**OBJECTIVE**
Scan the listing below and copy every line holding "пассажиров".

## Start

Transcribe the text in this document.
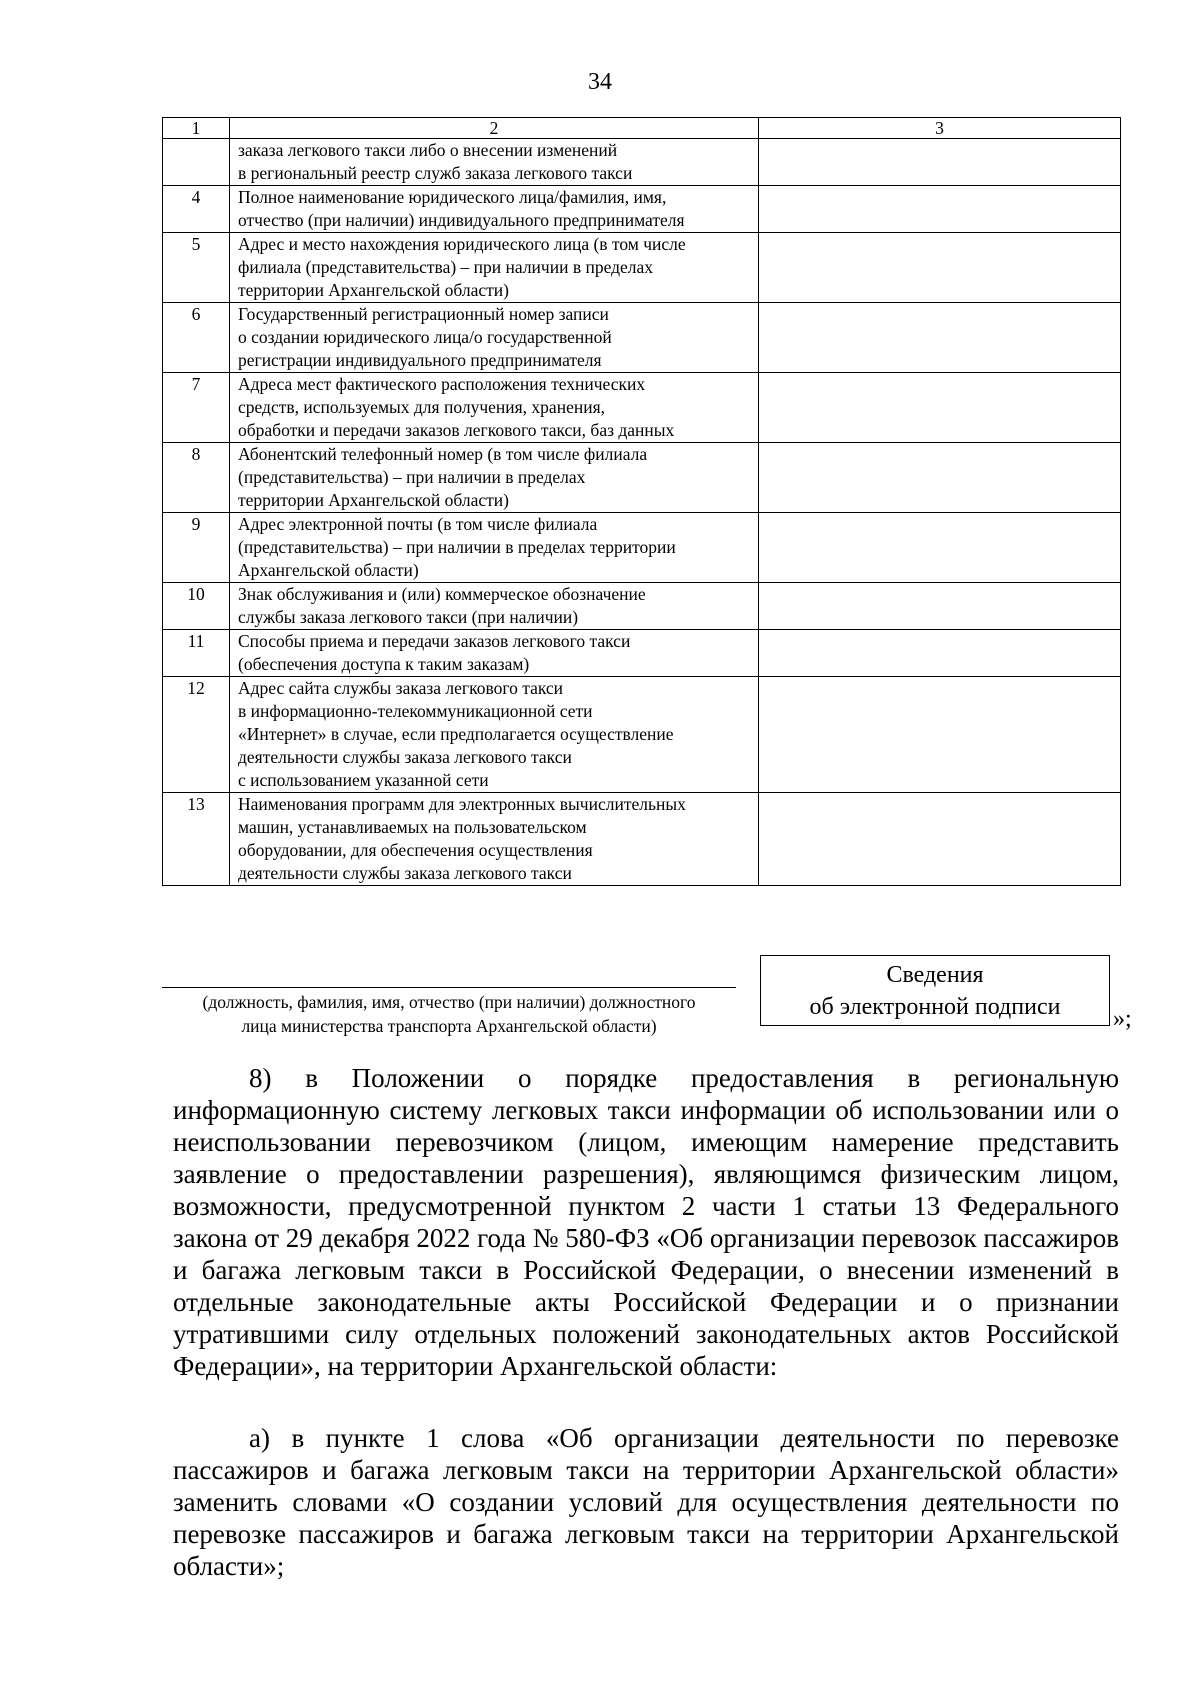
34
1	2	3
	заказа легкового такси либо о внесении изменений
в региональный реестр служб заказа легкового такси	
4	Полное наименование юридического лица/фамилия, имя,
отчество (при наличии) индивидуального предпринимателя	
5	Адрес и место нахождения юридического лица (в том числе
филиала (представительства) – при наличии в пределах
территории Архангельской области)	
6	Государственный регистрационный номер записи
о создании юридического лица/о государственной
регистрации индивидуального предпринимателя	
7	Адреса мест фактического расположения технических
средств, используемых для получения, хранения,
обработки и передачи заказов легкового такси, баз данных	
8	Абонентский телефонный номер (в том числе филиала
(представительства) – при наличии в пределах
территории Архангельской области)	
9	Адрес электронной почты (в том числе филиала
(представительства) – при наличии в пределах территории
Архангельской области)	
10	Знак обслуживания и (или) коммерческое обозначение
службы заказа легкового такси (при наличии)	
11	Способы приема и передачи заказов легкового такси
(обеспечения доступа к таким заказам)	
12	Адрес сайта службы заказа легкового такси
в информационно-телекоммуникационной сети
«Интернет» в случае, если предполагается осуществление
деятельности службы заказа легкового такси
с использованием указанной сети	
13	Наименования программ для электронных вычислительных
машин, устанавливаемых на пользовательском
оборудовании, для обеспечения осуществления
деятельности службы заказа легкового такси	
(должность, фамилия, имя, отчество (при наличии) должностного
лица министерства транспорта Архангельской области)
Сведения
об электронной подписи	»;

8) в Положении о порядке предоставления в региональную информационную систему легковых такси информации об использовании или о неиспользовании перевозчиком (лицом, имеющим намерение представить заявление о предоставлении разрешения), являющимся физическим лицом, возможности, предусмотренной пунктом 2 части 1 статьи 13 Федерального закона от 29 декабря 2022 года № 580-ФЗ «Об организации перевозок пассажиров и багажа легковым такси в Российской Федерации, о внесении изменений в отдельные законодательные акты Российской Федерации и о признании утратившими силу отдельных положений законодательных актов Российской Федерации», на территории Архангельской области:

а) в пункте 1 слова «Об организации деятельности по перевозке пассажиров и багажа легковым такси на территории Архангельской области» заменить словами «О создании условий для осуществления деятельности по перевозке пассажиров и багажа легковым такси на территории Архангельской области»;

## End

**RESULT OF THIS TASK**
8) в Положении о порядке предоставления в региональную информационную систему легковых такси информации об использовании или о неиспользовании перевозчиком (лицом, имеющим намерение представить заявление о предоставлении разрешения), являющимся физическим лицом, возможности, предусмотренной пунктом 2 части 1 статьи 13 Федерального закона от 29 декабря 2022 года № 580-ФЗ «Об организации перевозок пассажиров и багажа легковым такси в Российской Федерации, о внесении изменений в отдельные законодательные акты Российской Федерации и о признании утратившими силу отдельных положений законодательных актов Российской Федерации», на территории Архангельской области:
а) в пункте 1 слова «Об организации деятельности по перевозке пассажиров и багажа легковым такси на территории Архангельской области» заменить словами «О создании условий для осуществления деятельности по перевозке пассажиров и багажа легковым такси на территории Архангельской области»;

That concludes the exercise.